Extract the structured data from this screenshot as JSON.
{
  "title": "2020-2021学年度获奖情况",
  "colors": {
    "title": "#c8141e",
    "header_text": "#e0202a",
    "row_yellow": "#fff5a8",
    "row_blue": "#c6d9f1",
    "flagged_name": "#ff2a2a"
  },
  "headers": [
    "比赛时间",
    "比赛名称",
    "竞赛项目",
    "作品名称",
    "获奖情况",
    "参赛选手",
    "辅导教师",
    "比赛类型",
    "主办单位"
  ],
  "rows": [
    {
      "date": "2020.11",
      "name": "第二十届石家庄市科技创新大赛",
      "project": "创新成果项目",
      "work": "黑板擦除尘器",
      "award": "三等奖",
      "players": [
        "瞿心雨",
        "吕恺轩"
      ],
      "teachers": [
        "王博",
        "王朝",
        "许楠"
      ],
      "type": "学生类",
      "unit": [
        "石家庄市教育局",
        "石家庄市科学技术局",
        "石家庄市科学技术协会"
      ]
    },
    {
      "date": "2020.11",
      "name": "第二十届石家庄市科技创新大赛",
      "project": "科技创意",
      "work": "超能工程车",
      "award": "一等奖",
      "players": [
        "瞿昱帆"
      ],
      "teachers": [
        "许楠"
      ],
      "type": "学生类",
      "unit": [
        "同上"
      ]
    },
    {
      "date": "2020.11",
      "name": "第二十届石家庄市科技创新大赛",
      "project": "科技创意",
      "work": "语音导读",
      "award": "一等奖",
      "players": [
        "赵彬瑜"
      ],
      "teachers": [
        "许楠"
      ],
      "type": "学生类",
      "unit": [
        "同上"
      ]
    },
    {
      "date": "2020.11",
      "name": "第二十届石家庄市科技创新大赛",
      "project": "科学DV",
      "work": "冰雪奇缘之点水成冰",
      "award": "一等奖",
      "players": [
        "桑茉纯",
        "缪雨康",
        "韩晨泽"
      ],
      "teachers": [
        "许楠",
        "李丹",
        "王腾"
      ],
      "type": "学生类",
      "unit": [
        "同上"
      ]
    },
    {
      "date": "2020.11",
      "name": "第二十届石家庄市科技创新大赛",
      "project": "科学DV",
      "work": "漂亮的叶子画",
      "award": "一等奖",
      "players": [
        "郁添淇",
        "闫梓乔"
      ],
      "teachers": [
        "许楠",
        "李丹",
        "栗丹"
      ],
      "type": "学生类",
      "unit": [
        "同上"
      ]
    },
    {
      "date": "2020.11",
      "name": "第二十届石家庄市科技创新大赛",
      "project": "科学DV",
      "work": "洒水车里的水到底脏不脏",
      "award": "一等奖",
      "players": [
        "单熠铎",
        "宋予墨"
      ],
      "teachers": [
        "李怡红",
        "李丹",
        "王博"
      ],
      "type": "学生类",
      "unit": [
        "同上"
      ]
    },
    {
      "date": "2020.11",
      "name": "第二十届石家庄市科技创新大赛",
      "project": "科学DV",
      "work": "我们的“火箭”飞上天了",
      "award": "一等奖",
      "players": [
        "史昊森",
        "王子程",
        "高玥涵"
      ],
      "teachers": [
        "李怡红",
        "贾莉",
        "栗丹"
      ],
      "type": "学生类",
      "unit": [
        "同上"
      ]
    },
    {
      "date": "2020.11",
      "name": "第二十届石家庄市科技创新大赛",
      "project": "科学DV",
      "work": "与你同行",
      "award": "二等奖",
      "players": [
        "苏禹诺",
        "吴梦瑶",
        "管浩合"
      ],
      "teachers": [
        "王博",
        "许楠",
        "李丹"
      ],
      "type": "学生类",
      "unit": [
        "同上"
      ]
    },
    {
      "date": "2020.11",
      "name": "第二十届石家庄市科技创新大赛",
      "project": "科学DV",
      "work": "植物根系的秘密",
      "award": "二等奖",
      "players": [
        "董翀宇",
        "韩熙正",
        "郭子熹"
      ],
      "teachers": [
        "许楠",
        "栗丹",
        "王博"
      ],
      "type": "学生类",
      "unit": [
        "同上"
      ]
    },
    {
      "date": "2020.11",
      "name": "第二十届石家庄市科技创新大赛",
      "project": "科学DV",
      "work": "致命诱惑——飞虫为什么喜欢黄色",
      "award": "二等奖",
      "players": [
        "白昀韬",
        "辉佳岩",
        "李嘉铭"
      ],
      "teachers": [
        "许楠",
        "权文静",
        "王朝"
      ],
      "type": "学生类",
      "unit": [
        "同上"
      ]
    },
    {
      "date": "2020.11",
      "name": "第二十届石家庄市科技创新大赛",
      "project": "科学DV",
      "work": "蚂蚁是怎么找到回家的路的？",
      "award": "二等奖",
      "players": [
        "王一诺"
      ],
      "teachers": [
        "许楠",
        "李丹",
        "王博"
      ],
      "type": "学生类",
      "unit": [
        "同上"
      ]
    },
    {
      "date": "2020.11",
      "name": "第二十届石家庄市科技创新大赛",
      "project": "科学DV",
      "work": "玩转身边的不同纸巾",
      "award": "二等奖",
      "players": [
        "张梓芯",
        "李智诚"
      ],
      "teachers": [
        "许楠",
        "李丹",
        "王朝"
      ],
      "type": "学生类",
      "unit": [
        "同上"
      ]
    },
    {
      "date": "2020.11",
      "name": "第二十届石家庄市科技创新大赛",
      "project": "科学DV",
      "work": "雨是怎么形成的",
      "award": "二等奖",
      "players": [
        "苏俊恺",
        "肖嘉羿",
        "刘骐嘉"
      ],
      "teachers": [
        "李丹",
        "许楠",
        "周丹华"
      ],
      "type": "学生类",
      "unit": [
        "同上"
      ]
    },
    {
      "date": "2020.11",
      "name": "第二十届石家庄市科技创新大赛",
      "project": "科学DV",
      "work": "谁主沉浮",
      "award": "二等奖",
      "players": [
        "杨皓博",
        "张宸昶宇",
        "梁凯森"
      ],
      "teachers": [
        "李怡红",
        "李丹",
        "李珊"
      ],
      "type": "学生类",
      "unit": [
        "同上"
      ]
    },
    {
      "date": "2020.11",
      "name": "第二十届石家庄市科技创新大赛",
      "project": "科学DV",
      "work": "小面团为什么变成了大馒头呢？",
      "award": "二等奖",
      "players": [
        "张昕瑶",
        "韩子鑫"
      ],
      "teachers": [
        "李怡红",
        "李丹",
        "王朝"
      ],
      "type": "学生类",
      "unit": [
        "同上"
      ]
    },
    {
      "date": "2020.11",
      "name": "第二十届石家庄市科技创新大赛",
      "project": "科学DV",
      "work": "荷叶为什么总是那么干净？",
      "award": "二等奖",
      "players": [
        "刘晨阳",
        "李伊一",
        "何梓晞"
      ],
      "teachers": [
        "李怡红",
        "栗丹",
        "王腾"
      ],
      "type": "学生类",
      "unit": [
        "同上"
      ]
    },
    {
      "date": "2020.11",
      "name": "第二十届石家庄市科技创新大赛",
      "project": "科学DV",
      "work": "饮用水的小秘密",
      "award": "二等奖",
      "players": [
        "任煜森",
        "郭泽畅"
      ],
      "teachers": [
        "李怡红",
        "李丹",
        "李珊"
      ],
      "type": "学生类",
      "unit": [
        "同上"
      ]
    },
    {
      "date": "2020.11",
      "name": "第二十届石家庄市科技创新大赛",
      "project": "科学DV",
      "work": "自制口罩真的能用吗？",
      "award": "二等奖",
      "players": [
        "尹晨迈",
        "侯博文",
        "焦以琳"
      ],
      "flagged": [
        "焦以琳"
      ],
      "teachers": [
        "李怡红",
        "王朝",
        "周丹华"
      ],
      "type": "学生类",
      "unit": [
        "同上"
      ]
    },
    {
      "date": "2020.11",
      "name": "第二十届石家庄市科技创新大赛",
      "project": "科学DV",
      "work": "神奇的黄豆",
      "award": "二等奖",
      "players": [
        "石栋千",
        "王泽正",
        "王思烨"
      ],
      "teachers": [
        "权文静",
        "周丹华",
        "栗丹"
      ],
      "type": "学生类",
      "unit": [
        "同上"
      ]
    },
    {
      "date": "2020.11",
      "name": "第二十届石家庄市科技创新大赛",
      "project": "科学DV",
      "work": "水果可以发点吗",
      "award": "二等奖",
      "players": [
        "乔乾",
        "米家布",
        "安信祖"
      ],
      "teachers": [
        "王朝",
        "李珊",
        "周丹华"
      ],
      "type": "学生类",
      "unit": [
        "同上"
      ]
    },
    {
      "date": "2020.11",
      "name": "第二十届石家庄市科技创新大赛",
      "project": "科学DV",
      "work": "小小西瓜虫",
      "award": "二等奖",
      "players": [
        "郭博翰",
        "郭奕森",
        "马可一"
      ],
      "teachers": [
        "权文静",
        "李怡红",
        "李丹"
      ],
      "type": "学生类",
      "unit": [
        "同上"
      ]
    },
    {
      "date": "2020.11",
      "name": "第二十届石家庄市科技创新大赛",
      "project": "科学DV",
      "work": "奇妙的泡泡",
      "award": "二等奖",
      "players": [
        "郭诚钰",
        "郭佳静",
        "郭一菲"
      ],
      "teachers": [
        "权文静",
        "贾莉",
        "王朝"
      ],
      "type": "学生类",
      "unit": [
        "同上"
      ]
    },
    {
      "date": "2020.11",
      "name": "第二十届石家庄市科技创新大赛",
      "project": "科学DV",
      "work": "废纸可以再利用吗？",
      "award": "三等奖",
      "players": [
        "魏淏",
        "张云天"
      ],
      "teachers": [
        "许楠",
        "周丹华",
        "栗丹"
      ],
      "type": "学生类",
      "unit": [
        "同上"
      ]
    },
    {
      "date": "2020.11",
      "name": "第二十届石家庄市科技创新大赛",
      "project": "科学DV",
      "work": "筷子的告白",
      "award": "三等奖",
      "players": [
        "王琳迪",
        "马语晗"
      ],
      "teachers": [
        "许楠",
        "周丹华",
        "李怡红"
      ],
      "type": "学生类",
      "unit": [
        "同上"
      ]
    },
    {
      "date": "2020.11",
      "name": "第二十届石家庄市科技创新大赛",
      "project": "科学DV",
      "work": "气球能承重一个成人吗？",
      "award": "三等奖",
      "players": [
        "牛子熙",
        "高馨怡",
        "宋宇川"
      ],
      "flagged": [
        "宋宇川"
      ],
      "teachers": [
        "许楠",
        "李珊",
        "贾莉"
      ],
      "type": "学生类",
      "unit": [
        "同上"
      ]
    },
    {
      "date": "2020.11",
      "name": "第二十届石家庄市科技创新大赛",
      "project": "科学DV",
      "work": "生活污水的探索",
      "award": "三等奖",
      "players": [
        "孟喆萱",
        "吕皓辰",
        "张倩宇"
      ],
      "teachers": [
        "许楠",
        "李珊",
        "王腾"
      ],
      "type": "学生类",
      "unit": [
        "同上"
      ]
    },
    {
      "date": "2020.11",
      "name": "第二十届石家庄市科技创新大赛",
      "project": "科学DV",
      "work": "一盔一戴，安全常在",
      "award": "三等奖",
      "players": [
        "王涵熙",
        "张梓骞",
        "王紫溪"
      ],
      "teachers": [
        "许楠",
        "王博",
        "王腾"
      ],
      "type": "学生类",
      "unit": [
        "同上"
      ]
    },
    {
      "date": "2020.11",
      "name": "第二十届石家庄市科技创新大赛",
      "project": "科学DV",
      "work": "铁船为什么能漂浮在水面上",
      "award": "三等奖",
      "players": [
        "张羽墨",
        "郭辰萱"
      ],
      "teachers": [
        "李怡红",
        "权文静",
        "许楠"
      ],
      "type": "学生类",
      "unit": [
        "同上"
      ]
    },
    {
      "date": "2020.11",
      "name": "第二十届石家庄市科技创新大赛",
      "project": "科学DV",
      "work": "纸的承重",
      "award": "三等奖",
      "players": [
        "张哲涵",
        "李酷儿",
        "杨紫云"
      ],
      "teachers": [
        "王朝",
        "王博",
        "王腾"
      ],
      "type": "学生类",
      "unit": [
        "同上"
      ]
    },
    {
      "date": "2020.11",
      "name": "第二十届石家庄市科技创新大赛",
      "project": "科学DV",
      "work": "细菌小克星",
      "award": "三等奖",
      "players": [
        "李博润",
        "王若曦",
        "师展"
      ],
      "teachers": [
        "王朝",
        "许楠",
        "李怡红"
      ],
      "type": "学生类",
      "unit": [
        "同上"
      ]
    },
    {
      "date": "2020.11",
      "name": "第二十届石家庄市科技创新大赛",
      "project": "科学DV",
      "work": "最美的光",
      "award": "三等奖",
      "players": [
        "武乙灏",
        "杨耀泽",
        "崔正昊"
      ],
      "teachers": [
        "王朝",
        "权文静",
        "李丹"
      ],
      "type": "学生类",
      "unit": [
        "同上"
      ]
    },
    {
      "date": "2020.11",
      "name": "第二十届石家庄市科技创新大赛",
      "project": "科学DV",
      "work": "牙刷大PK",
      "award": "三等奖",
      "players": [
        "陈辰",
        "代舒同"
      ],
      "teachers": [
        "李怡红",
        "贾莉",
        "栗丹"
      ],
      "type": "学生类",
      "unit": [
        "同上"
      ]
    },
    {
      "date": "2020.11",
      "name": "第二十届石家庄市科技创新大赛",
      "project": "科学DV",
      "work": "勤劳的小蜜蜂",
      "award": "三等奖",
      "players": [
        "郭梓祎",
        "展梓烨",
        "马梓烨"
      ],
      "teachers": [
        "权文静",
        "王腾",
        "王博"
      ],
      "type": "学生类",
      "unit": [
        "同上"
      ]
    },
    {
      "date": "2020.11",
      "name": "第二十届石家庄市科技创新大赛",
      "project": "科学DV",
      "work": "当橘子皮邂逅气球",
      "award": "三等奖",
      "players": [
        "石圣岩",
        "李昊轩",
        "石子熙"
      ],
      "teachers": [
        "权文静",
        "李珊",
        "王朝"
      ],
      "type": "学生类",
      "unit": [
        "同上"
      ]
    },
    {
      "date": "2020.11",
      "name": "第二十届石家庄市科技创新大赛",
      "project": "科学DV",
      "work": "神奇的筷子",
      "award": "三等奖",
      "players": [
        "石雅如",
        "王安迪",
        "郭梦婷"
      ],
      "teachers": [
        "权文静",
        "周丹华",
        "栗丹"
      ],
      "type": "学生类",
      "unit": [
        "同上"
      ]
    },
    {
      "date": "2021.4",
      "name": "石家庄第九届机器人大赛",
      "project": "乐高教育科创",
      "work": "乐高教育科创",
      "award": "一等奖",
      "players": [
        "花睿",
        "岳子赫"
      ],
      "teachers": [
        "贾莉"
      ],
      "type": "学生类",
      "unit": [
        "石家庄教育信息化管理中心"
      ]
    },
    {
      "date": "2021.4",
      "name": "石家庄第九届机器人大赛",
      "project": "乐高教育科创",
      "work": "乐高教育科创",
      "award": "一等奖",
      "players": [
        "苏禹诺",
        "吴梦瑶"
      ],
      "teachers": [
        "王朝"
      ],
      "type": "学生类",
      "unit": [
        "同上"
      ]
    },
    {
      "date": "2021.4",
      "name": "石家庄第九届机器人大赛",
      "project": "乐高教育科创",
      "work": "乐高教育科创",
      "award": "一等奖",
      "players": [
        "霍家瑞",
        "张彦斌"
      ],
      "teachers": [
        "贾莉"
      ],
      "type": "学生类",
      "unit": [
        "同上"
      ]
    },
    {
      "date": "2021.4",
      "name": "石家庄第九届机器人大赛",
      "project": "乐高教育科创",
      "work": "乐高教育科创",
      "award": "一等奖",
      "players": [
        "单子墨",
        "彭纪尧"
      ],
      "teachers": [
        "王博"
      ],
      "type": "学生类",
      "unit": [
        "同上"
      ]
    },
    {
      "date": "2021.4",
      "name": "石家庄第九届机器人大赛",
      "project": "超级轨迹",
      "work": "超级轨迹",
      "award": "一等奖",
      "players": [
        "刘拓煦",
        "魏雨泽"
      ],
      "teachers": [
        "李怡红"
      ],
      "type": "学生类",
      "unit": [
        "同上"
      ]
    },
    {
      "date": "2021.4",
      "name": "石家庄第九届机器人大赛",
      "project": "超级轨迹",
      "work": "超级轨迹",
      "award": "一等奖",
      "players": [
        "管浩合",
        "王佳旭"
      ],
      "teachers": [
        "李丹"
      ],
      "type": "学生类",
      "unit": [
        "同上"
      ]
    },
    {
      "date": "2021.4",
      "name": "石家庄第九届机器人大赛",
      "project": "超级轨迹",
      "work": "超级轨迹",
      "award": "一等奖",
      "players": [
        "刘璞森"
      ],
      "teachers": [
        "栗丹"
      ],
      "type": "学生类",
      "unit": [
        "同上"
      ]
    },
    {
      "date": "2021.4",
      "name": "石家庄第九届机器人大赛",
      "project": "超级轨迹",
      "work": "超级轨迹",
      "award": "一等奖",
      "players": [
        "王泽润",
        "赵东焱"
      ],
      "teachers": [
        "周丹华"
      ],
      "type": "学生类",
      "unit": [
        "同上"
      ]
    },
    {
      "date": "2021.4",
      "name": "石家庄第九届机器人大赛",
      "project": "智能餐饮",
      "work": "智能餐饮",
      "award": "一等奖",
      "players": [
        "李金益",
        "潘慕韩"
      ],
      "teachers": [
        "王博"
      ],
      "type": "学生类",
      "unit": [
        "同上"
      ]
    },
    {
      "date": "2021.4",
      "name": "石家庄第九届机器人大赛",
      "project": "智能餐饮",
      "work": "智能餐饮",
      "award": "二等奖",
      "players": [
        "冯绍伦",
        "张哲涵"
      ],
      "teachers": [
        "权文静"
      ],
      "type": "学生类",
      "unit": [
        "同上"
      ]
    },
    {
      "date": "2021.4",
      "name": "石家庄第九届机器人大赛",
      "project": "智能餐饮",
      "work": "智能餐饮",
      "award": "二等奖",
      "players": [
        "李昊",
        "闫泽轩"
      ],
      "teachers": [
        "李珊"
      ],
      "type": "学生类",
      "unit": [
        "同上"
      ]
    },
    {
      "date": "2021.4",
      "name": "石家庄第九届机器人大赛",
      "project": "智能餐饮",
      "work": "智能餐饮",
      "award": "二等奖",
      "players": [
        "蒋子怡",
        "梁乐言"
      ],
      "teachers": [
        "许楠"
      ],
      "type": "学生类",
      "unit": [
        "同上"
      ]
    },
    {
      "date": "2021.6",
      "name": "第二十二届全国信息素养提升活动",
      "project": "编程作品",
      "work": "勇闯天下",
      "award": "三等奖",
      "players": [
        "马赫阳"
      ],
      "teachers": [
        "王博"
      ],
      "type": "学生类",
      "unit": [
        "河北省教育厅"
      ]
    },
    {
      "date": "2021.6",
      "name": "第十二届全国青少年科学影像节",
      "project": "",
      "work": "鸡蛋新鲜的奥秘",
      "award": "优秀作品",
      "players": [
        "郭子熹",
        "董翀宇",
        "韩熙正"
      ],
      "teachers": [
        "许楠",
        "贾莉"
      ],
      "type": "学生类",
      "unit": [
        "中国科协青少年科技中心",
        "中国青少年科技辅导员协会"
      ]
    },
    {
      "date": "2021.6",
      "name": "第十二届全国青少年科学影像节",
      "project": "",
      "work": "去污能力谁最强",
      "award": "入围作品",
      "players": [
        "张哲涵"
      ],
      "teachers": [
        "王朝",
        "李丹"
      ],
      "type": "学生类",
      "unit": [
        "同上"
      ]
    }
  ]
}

### Objective
Gather all lines with the string "title" from the data.

### The output
  "title": "2020-2021学年度获奖情况",
    "title": "#c8141e",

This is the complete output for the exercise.